— begin DATA ENTRIES —
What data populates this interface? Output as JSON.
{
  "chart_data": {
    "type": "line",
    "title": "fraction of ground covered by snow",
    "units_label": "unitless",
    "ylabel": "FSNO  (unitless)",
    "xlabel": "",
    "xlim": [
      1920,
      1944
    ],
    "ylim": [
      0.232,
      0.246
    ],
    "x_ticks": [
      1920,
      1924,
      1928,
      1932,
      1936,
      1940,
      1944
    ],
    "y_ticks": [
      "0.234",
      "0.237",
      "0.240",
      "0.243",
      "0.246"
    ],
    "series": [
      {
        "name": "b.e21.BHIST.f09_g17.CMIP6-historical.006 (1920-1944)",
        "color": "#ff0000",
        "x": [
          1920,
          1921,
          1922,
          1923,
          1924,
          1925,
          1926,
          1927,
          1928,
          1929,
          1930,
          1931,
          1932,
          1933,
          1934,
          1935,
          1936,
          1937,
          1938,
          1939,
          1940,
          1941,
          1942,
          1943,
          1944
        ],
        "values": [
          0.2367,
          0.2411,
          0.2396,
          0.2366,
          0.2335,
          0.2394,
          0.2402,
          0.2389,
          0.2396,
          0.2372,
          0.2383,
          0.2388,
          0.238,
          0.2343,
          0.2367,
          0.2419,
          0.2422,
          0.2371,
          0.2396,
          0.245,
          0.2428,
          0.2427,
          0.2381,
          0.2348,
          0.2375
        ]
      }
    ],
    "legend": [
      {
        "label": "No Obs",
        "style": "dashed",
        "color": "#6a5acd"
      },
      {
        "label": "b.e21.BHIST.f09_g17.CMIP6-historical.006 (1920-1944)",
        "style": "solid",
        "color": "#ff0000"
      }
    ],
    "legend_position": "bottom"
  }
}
— end DATA ENTRIES —
- [INSTRUCTIONS TO FOLLOW]: Please set down all the data word for word.

- [THE RESULT]:
What data populates this interface? Output as JSON.
{
  "chart_data": {
    "type": "line",
    "title": "fraction of ground covered by snow",
    "units_label": "unitless",
    "ylabel": "FSNO  (unitless)",
    "xlabel": "",
    "xlim": [
      1920,
      1944
    ],
    "ylim": [
      0.232,
      0.246
    ],
    "x_ticks": [
      1920,
      1924,
      1928,
      1932,
      1936,
      1940,
      1944
    ],
    "y_ticks": [
      "0.234",
      "0.237",
      "0.240",
      "0.243",
      "0.246"
    ],
    "series": [
      {
        "name": "b.e21.BHIST.f09_g17.CMIP6-historical.006 (1920-1944)",
        "color": "#ff0000",
        "x": [
          1920,
          1921,
          1922,
          1923,
          1924,
          1925,
          1926,
          1927,
          1928,
          1929,
          1930,
          1931,
          1932,
          1933,
          1934,
          1935,
          1936,
          1937,
          1938,
          1939,
          1940,
          1941,
          1942,
          1943,
          1944
        ],
        "values": [
          0.2367,
          0.2411,
          0.2396,
          0.2366,
          0.2335,
          0.2394,
          0.2402,
          0.2389,
          0.2396,
          0.2372,
          0.2383,
          0.2388,
          0.238,
          0.2343,
          0.2367,
          0.2419,
          0.2422,
          0.2371,
          0.2396,
          0.245,
          0.2428,
          0.2427,
          0.2381,
          0.2348,
          0.2375
        ]
      }
    ],
    "legend": [
      {
        "label": "No Obs",
        "style": "dashed",
        "color": "#6a5acd"
      },
      {
        "label": "b.e21.BHIST.f09_g17.CMIP6-historical.006 (1920-1944)",
        "style": "solid",
        "color": "#ff0000"
      }
    ],
    "legend_position": "bottom"
  }
}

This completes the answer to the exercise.